Written request -> Write only the number of lines holding the string "Conversion".

[START Provided information]

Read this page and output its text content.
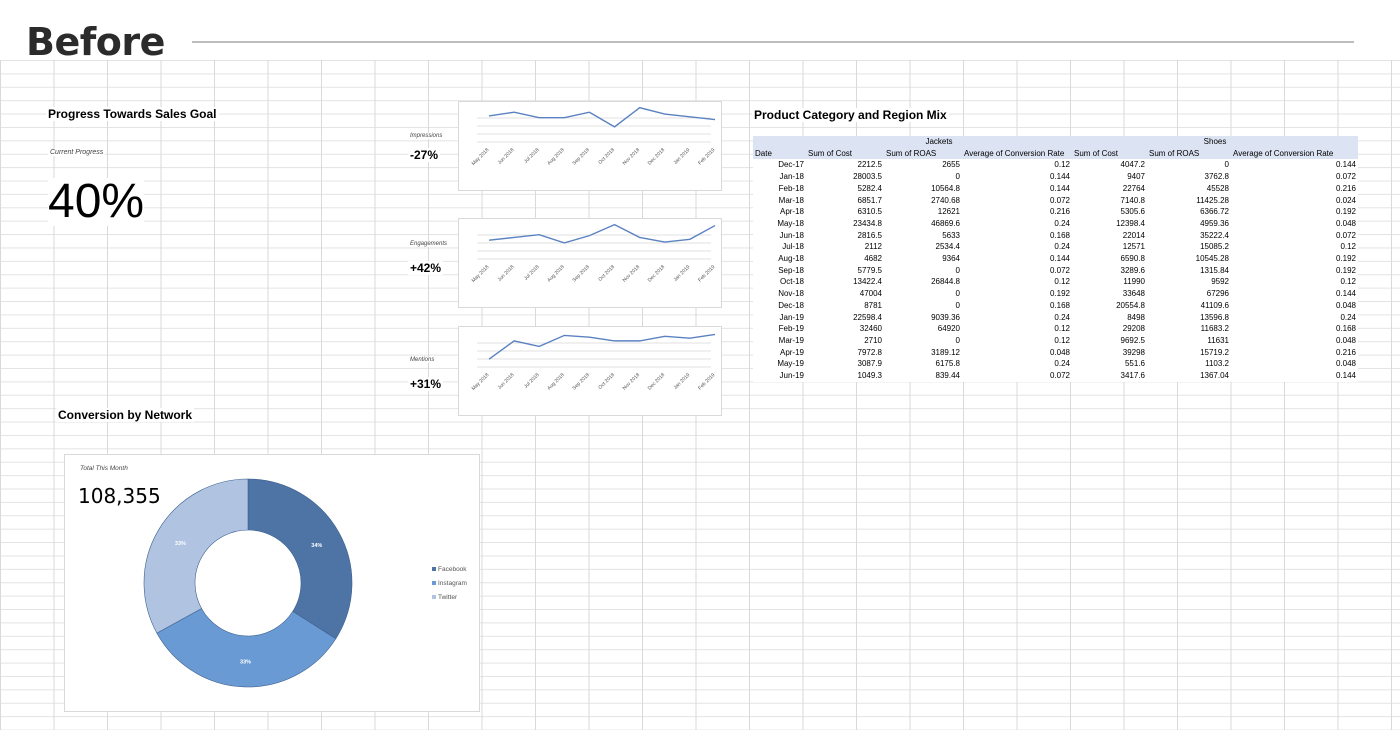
Before
Progress Towards Sales Goal
Current Progress
40%
Impressions
-27%
Engagements
+42%
Mentions
+31%
May 2018 Jun 2018 Jul 2018 Aug 2018 Sep 2018 Oct 2018 Nov 2018 Dec 2018 Jan 2019 Feb 2019
May 2018 Jun 2018 Jul 2018 Aug 2018 Sep 2018 Oct 2018 Nov 2018 Dec 2018 Jan 2019 Feb 2019
May 2018 Jun 2018 Jul 2018 Aug 2018 Sep 2018 Oct 2018 Nov 2018 Dec 2018 Jan 2019 Feb 2019
Product Category and Region Mix
	Jackets			Shoes		
Date	Sum of Cost	Sum of ROAS	Average of Conversion Rate	Sum of Cost	Sum of ROAS	Average of Conversion Rate
Dec-17	2212.5	2655	0.12	4047.2	0	0.144
Jan-18	28003.5	0	0.144	9407	3762.8	0.072
Feb-18	5282.4	10564.8	0.144	22764	45528	0.216
Mar-18	6851.7	2740.68	0.072	7140.8	11425.28	0.024
Apr-18	6310.5	12621	0.216	5305.6	6366.72	0.192
May-18	23434.8	46869.6	0.24	12398.4	4959.36	0.048
Jun-18	2816.5	5633	0.168	22014	35222.4	0.072
Jul-18	2112	2534.4	0.24	12571	15085.2	0.12
Aug-18	4682	9364	0.144	6590.8	10545.28	0.192
Sep-18	5779.5	0	0.072	3289.6	1315.84	0.192
Oct-18	13422.4	26844.8	0.12	11990	9592	0.12
Nov-18	47004	0	0.192	33648	67296	0.144
Dec-18	8781	0	0.168	20554.8	41109.6	0.048
Jan-19	22598.4	9039.36	0.24	8498	13596.8	0.24
Feb-19	32460	64920	0.12	29208	11683.2	0.168
Mar-19	2710	0	0.12	9692.5	11631	0.048
Apr-19	7972.8	3189.12	0.048	39298	15719.2	0.216
May-19	3087.9	6175.8	0.24	551.6	1103.2	0.048
Jun-19	1049.3	839.44	0.072	3417.6	1367.04	0.144
Conversion by Network
Total This Month
108,355
34%
33%
33%
Facebook
Instagram
Twitter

[END Provided information]

The response -> 2